Aim
Every record that follows should be printed verbatim.

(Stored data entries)
..........
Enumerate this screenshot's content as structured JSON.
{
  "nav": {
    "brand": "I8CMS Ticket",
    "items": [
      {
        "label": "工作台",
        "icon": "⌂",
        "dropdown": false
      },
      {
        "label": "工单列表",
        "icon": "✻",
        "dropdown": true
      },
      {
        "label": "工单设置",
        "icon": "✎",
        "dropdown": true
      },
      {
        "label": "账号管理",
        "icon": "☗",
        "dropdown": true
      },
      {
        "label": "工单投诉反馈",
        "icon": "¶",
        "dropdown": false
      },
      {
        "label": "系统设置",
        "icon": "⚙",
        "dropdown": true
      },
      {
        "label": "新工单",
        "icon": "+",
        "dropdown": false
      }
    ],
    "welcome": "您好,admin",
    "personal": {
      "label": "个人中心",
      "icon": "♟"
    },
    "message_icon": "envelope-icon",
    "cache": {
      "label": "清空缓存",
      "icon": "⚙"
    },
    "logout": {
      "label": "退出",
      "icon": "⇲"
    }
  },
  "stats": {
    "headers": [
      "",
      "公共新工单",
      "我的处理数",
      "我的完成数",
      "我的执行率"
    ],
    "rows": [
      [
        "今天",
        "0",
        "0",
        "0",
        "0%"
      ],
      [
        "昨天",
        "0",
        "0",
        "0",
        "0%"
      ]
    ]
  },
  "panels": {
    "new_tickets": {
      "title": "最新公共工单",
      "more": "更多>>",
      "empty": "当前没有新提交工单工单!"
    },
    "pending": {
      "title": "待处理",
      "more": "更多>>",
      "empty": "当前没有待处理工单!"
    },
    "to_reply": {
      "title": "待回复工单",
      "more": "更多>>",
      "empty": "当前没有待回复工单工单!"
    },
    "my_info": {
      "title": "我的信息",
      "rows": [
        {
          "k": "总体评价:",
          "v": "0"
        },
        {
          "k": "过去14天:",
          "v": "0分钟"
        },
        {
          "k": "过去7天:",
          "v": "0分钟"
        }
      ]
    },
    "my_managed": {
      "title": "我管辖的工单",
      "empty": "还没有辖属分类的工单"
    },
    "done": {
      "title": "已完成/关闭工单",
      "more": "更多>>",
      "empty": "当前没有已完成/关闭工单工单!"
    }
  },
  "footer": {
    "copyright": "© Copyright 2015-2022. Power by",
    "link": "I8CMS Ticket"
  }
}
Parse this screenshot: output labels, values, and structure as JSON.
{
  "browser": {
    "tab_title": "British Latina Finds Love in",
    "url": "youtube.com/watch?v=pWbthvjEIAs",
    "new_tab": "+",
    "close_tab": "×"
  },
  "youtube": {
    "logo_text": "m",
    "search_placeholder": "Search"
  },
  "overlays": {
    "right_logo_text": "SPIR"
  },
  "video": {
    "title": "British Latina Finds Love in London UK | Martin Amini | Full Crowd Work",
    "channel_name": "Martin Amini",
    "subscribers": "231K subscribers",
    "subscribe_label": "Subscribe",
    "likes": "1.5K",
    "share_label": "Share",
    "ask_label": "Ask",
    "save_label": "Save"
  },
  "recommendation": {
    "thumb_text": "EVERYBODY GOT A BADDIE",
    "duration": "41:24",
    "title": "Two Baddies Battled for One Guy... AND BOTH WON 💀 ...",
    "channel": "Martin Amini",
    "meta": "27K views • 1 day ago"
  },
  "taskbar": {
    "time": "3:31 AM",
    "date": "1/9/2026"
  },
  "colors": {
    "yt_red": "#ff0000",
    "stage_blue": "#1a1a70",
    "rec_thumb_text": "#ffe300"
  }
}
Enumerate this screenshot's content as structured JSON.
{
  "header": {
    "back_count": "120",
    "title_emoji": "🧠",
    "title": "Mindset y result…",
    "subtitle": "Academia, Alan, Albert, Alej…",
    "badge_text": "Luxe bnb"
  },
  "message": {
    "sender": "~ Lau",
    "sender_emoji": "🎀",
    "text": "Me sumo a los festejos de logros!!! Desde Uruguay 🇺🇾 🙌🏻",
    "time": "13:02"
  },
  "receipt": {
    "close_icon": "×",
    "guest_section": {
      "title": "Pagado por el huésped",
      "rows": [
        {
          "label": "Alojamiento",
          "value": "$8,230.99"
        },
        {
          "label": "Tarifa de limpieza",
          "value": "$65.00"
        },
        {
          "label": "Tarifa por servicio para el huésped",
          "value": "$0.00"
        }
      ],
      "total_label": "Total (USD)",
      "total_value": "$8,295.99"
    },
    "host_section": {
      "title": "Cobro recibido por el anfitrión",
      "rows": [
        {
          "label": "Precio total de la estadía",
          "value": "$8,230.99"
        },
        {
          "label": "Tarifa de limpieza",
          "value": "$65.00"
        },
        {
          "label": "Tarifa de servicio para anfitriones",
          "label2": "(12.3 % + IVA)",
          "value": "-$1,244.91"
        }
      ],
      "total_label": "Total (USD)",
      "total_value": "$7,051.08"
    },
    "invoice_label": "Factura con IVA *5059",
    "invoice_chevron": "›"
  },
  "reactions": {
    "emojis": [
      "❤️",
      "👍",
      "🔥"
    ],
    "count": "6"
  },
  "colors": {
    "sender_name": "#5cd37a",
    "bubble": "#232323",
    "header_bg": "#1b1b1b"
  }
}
..........
Solution to the exercise
Enumerate this screenshot's content as structured JSON.
{
  "nav": {
    "brand": "I8CMS Ticket",
    "items": [
      {
        "label": "工作台",
        "icon": "⌂",
        "dropdown": false
      },
      {
        "label": "工单列表",
        "icon": "✻",
        "dropdown": true
      },
      {
        "label": "工单设置",
        "icon": "✎",
        "dropdown": true
      },
      {
        "label": "账号管理",
        "icon": "☗",
        "dropdown": true
      },
      {
        "label": "工单投诉反馈",
        "icon": "¶",
        "dropdown": false
      },
      {
        "label": "系统设置",
        "icon": "⚙",
        "dropdown": true
      },
      {
        "label": "新工单",
        "icon": "+",
        "dropdown": false
      }
    ],
    "welcome": "您好,admin",
    "personal": {
      "label": "个人中心",
      "icon": "♟"
    },
    "message_icon": "envelope-icon",
    "cache": {
      "label": "清空缓存",
      "icon": "⚙"
    },
    "logout": {
      "label": "退出",
      "icon": "⇲"
    }
  },
  "stats": {
    "headers": [
      "",
      "公共新工单",
      "我的处理数",
      "我的完成数",
      "我的执行率"
    ],
    "rows": [
      [
        "今天",
        "0",
        "0",
        "0",
        "0%"
      ],
      [
        "昨天",
        "0",
        "0",
        "0",
        "0%"
      ]
    ]
  },
  "panels": {
    "new_tickets": {
      "title": "最新公共工单",
      "more": "更多>>",
      "empty": "当前没有新提交工单工单!"
    },
    "pending": {
      "title": "待处理",
      "more": "更多>>",
      "empty": "当前没有待处理工单!"
    },
    "to_reply": {
      "title": "待回复工单",
      "more": "更多>>",
      "empty": "当前没有待回复工单工单!"
    },
    "my_info": {
      "title": "我的信息",
      "rows": [
        {
          "k": "总体评价:",
          "v": "0"
        },
        {
          "k": "过去14天:",
          "v": "0分钟"
        },
        {
          "k": "过去7天:",
          "v": "0分钟"
        }
      ]
    },
    "my_managed": {
      "title": "我管辖的工单",
      "empty": "还没有辖属分类的工单"
    },
    "done": {
      "title": "已完成/关闭工单",
      "more": "更多>>",
      "empty": "当前没有已完成/关闭工单工单!"
    }
  },
  "footer": {
    "copyright": "© Copyright 2015-2022. Power by",
    "link": "I8CMS Ticket"
  }
}
Parse this screenshot: output labels, values, and structure as JSON.
{
  "browser": {
    "tab_title": "British Latina Finds Love in",
    "url": "youtube.com/watch?v=pWbthvjEIAs",
    "new_tab": "+",
    "close_tab": "×"
  },
  "youtube": {
    "logo_text": "m",
    "search_placeholder": "Search"
  },
  "overlays": {
    "right_logo_text": "SPIR"
  },
  "video": {
    "title": "British Latina Finds Love in London UK | Martin Amini | Full Crowd Work",
    "channel_name": "Martin Amini",
    "subscribers": "231K subscribers",
    "subscribe_label": "Subscribe",
    "likes": "1.5K",
    "share_label": "Share",
    "ask_label": "Ask",
    "save_label": "Save"
  },
  "recommendation": {
    "thumb_text": "EVERYBODY GOT A BADDIE",
    "duration": "41:24",
    "title": "Two Baddies Battled for One Guy... AND BOTH WON 💀 ...",
    "channel": "Martin Amini",
    "meta": "27K views • 1 day ago"
  },
  "taskbar": {
    "time": "3:31 AM",
    "date": "1/9/2026"
  },
  "colors": {
    "yt_red": "#ff0000",
    "stage_blue": "#1a1a70",
    "rec_thumb_text": "#ffe300"
  }
}
Enumerate this screenshot's content as structured JSON.
{
  "header": {
    "back_count": "120",
    "title_emoji": "🧠",
    "title": "Mindset y result…",
    "subtitle": "Academia, Alan, Albert, Alej…",
    "badge_text": "Luxe bnb"
  },
  "message": {
    "sender": "~ Lau",
    "sender_emoji": "🎀",
    "text": "Me sumo a los festejos de logros!!! Desde Uruguay 🇺🇾 🙌🏻",
    "time": "13:02"
  },
  "receipt": {
    "close_icon": "×",
    "guest_section": {
      "title": "Pagado por el huésped",
      "rows": [
        {
          "label": "Alojamiento",
          "value": "$8,230.99"
        },
        {
          "label": "Tarifa de limpieza",
          "value": "$65.00"
        },
        {
          "label": "Tarifa por servicio para el huésped",
          "value": "$0.00"
        }
      ],
      "total_label": "Total (USD)",
      "total_value": "$8,295.99"
    },
    "host_section": {
      "title": "Cobro recibido por el anfitrión",
      "rows": [
        {
          "label": "Precio total de la estadía",
          "value": "$8,230.99"
        },
        {
          "label": "Tarifa de limpieza",
          "value": "$65.00"
        },
        {
          "label": "Tarifa de servicio para anfitriones",
          "label2": "(12.3 % + IVA)",
          "value": "-$1,244.91"
        }
      ],
      "total_label": "Total (USD)",
      "total_value": "$7,051.08"
    },
    "invoice_label": "Factura con IVA *5059",
    "invoice_chevron": "›"
  },
  "reactions": {
    "emojis": [
      "❤️",
      "👍",
      "🔥"
    ],
    "count": "6"
  },
  "colors": {
    "sender_name": "#5cd37a",
    "bubble": "#232323",
    "header_bg": "#1b1b1b"
  }
}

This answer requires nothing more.